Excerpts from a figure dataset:
** START **

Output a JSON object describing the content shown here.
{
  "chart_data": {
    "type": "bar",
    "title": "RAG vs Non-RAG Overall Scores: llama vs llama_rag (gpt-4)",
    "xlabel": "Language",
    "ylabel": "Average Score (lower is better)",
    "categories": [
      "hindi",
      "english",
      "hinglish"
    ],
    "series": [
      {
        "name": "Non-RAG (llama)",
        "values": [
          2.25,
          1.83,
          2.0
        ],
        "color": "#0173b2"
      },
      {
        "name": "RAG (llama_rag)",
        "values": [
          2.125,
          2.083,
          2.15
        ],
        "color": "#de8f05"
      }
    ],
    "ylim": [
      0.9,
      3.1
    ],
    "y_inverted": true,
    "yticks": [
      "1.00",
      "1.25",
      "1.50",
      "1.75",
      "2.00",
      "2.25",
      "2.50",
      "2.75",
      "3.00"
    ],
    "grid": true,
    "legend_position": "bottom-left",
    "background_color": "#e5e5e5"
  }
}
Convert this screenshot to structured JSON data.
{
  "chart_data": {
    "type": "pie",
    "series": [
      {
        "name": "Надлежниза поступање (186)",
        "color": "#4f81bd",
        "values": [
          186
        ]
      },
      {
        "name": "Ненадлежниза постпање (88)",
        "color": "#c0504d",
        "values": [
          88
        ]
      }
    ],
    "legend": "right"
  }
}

** END **

DESCRIPTION OF THE TASK:
Copy out exactly the lines between the line with "Convert this screenshot" and the last line of the entries, counting both of those lines.

EXPECTED OUTPUT:
Convert this screenshot to structured JSON data.
{
  "chart_data": {
    "type": "pie",
    "series": [
      {
        "name": "Надлежниза поступање (186)",
        "color": "#4f81bd",
        "values": [
          186
        ]
      },
      {
        "name": "Ненадлежниза постпање (88)",
        "color": "#c0504d",
        "values": [
          88
        ]
      }
    ],
    "legend": "right"
  }
}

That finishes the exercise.